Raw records
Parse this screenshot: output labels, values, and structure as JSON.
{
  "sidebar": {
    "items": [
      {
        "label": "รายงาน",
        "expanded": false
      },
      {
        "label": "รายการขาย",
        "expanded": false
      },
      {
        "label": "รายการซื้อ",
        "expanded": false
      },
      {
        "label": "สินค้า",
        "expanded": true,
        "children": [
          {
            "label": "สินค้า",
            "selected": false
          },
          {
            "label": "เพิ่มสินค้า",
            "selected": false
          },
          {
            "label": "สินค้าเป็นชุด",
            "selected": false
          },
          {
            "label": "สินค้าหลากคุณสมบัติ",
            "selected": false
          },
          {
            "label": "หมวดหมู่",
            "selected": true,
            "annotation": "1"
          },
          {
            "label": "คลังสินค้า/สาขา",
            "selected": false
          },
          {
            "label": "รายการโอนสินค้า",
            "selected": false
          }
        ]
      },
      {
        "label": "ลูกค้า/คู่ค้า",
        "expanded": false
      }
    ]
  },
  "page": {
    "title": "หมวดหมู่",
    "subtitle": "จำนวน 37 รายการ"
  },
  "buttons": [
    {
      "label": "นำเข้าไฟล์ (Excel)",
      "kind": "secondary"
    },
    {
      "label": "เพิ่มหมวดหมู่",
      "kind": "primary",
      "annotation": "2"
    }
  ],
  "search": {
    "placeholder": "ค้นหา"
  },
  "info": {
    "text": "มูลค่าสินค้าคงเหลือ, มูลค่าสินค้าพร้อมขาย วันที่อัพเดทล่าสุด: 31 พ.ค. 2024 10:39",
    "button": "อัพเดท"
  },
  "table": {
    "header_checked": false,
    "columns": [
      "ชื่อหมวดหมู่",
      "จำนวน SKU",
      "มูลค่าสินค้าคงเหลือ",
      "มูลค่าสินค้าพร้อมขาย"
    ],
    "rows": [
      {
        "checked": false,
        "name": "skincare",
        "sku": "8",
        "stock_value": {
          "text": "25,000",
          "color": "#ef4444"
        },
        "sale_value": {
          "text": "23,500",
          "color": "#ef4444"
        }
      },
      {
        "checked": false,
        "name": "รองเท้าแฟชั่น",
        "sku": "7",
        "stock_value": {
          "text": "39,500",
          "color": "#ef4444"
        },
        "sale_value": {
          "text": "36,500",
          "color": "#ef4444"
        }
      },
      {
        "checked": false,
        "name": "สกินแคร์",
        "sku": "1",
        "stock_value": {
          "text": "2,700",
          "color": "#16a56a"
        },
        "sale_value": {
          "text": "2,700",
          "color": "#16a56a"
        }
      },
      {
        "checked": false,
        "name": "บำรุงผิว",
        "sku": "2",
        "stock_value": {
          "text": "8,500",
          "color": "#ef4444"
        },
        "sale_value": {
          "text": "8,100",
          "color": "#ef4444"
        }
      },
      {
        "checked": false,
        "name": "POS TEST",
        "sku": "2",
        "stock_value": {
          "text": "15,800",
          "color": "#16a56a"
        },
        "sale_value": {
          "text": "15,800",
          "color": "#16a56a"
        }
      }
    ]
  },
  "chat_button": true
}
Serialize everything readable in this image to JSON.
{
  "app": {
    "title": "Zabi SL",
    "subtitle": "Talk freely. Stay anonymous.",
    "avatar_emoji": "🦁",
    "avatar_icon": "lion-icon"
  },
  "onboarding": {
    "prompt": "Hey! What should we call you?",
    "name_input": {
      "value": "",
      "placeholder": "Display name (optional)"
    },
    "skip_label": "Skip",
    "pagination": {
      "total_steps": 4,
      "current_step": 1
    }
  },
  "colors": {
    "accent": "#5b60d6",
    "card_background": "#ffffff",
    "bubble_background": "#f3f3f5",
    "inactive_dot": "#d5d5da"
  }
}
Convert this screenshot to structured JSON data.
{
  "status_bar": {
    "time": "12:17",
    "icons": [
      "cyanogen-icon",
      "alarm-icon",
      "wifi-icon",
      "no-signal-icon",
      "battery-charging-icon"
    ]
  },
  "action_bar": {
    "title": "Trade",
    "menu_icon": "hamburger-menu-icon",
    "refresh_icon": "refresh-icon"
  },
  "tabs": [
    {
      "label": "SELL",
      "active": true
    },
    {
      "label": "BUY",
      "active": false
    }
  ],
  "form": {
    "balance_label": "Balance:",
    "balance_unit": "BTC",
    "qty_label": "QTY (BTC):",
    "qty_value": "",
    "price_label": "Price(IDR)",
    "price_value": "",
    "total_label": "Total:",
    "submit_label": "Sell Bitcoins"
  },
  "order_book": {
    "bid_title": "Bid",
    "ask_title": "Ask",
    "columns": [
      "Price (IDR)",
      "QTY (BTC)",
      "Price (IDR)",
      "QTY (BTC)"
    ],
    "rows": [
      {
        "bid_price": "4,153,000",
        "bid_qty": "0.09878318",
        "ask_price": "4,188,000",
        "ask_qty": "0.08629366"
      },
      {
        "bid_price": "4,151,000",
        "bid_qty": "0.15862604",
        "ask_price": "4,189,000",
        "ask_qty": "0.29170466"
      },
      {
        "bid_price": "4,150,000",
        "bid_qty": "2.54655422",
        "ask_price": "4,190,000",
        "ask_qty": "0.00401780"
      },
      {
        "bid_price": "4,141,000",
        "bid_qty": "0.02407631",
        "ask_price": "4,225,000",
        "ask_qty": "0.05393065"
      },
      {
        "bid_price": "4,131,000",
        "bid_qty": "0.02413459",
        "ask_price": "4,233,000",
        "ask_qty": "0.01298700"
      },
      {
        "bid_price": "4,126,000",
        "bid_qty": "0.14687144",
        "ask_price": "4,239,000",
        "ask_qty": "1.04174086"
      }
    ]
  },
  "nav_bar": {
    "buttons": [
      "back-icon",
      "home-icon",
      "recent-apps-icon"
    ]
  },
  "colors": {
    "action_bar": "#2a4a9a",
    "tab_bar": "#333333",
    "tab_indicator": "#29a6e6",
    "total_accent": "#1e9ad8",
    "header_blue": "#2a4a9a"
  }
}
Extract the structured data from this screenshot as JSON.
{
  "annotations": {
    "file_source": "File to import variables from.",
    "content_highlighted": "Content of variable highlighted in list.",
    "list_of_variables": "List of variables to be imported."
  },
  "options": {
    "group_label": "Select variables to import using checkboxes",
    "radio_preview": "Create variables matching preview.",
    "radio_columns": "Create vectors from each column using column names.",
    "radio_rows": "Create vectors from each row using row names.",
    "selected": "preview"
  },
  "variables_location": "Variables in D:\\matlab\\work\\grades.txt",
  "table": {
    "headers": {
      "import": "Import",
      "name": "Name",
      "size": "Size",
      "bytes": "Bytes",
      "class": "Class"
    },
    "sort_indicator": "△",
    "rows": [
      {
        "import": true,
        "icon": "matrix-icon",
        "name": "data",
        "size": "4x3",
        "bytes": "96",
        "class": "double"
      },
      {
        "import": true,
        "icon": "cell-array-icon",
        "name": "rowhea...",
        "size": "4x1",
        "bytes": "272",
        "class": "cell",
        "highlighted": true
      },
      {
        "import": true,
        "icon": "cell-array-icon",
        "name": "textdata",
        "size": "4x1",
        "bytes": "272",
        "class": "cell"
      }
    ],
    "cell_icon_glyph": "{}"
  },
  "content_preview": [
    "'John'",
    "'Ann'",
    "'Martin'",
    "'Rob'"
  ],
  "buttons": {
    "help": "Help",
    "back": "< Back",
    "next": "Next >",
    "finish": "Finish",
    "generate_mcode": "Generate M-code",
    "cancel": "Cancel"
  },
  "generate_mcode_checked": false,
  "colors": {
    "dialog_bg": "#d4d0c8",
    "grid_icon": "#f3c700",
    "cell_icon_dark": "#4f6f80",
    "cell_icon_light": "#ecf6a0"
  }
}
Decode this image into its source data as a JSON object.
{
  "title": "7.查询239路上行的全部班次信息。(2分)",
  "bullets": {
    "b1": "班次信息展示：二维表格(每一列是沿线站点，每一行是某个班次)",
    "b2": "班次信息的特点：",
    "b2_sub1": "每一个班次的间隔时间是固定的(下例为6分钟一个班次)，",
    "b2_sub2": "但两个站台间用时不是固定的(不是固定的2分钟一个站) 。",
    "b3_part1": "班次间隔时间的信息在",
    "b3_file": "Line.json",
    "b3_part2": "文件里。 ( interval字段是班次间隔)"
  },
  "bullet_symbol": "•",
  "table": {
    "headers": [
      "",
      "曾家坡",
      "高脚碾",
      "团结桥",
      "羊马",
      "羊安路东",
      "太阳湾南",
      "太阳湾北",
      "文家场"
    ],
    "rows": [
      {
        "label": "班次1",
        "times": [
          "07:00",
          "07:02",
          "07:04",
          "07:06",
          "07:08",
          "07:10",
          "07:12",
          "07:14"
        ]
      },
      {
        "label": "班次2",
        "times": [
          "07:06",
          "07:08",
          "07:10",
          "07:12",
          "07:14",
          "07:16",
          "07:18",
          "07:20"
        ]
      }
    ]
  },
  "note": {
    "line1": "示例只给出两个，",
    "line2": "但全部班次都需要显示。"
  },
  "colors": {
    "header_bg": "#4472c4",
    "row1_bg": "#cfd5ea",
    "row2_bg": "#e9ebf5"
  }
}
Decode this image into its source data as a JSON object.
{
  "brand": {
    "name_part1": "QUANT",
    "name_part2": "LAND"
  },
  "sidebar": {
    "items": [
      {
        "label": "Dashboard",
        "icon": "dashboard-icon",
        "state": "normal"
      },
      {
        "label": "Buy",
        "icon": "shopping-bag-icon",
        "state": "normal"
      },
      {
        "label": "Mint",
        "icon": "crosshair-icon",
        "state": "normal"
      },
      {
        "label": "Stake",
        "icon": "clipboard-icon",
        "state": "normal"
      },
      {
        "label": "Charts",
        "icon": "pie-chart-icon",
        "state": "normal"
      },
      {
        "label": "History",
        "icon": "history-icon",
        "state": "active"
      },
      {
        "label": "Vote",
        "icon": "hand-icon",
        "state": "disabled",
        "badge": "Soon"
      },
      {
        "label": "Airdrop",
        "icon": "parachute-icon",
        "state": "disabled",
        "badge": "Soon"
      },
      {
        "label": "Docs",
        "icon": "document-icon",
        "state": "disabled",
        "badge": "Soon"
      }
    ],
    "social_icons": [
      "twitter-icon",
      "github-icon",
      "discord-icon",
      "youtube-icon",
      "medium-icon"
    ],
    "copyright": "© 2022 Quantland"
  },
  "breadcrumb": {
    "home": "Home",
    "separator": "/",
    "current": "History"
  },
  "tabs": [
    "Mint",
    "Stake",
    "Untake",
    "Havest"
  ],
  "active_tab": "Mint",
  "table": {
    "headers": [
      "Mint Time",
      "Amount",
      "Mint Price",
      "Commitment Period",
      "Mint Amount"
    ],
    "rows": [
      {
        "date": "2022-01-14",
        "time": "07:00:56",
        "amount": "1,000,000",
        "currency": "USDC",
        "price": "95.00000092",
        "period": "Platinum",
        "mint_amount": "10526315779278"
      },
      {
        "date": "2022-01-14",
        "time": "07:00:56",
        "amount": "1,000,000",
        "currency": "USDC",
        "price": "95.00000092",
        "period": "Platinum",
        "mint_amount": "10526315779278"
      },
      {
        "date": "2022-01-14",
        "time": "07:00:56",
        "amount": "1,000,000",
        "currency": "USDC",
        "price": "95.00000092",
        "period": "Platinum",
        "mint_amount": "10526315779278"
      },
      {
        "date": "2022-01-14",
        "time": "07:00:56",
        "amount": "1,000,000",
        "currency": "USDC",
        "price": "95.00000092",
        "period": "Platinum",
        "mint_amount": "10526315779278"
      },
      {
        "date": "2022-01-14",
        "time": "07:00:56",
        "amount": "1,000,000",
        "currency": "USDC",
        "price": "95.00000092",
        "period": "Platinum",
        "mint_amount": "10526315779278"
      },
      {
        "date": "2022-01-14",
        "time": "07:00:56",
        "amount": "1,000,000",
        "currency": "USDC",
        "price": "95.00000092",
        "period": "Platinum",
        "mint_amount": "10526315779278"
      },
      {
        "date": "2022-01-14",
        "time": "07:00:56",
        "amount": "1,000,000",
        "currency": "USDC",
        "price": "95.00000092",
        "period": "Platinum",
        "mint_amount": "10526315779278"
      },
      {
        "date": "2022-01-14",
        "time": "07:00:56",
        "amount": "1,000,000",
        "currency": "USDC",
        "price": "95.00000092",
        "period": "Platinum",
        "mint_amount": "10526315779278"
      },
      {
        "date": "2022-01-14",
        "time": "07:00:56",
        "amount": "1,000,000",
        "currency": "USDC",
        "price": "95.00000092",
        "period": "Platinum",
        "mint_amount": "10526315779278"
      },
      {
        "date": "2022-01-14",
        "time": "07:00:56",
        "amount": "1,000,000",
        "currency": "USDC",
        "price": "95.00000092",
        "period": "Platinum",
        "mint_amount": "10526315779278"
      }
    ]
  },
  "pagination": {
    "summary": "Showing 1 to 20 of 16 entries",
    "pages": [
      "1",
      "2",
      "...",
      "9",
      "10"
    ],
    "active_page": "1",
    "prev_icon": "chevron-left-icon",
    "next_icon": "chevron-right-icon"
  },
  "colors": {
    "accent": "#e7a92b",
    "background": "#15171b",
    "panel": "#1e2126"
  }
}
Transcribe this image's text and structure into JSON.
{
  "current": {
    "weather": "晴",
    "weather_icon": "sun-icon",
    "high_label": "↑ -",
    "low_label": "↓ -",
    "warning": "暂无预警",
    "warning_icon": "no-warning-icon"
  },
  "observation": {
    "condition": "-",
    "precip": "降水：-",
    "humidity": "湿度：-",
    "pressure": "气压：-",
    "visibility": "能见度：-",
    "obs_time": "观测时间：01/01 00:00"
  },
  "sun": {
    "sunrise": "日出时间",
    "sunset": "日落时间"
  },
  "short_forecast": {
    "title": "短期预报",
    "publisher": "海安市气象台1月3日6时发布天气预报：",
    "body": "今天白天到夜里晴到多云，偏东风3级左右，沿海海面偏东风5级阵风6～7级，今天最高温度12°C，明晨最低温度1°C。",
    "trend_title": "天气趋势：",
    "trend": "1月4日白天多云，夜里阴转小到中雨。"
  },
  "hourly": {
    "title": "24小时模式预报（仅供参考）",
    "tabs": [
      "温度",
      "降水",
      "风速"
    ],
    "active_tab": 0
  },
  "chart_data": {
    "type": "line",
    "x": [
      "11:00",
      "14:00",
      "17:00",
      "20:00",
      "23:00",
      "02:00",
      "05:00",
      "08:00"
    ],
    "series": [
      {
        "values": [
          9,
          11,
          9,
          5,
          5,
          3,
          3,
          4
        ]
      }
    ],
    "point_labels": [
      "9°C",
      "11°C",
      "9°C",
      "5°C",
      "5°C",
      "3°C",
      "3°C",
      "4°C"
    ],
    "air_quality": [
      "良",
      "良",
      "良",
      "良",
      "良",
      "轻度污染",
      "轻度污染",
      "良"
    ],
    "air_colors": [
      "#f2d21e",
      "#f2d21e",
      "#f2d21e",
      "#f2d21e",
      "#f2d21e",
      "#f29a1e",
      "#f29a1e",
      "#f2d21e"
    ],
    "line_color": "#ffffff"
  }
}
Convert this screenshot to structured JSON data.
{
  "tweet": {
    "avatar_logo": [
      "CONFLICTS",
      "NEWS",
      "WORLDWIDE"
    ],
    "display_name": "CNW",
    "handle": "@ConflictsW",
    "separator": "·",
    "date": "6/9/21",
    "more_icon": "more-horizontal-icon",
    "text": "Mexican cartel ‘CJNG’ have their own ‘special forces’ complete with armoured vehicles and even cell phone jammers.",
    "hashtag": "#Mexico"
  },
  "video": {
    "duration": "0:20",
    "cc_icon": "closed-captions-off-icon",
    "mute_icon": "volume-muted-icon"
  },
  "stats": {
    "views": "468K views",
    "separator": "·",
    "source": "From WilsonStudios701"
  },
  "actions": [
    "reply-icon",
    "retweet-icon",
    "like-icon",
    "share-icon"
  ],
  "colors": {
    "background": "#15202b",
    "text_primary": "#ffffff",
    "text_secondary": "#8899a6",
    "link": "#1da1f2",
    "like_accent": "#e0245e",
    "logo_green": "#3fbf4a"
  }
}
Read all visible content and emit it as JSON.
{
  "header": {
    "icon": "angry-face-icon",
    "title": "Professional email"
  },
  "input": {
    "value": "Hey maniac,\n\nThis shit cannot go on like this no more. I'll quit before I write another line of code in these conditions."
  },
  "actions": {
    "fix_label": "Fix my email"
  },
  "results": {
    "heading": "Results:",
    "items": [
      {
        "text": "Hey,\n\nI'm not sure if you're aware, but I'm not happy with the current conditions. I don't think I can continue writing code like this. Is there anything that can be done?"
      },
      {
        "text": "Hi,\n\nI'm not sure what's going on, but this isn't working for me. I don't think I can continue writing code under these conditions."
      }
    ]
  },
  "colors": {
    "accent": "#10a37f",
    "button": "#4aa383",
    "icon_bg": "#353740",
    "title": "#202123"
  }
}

Work to do >> Reproduce the lines from the one containing "Read all visible content and emit it as JSON." to the end of the entries, keeping both ends and adding nothing.

Answer to the exercise >>
Read all visible content and emit it as JSON.
{
  "header": {
    "icon": "angry-face-icon",
    "title": "Professional email"
  },
  "input": {
    "value": "Hey maniac,\n\nThis shit cannot go on like this no more. I'll quit before I write another line of code in these conditions."
  },
  "actions": {
    "fix_label": "Fix my email"
  },
  "results": {
    "heading": "Results:",
    "items": [
      {
        "text": "Hey,\n\nI'm not sure if you're aware, but I'm not happy with the current conditions. I don't think I can continue writing code like this. Is there anything that can be done?"
      },
      {
        "text": "Hi,\n\nI'm not sure what's going on, but this isn't working for me. I don't think I can continue writing code under these conditions."
      }
    ]
  },
  "colors": {
    "accent": "#10a37f",
    "button": "#4aa383",
    "icon_bg": "#353740",
    "title": "#202123"
  }
}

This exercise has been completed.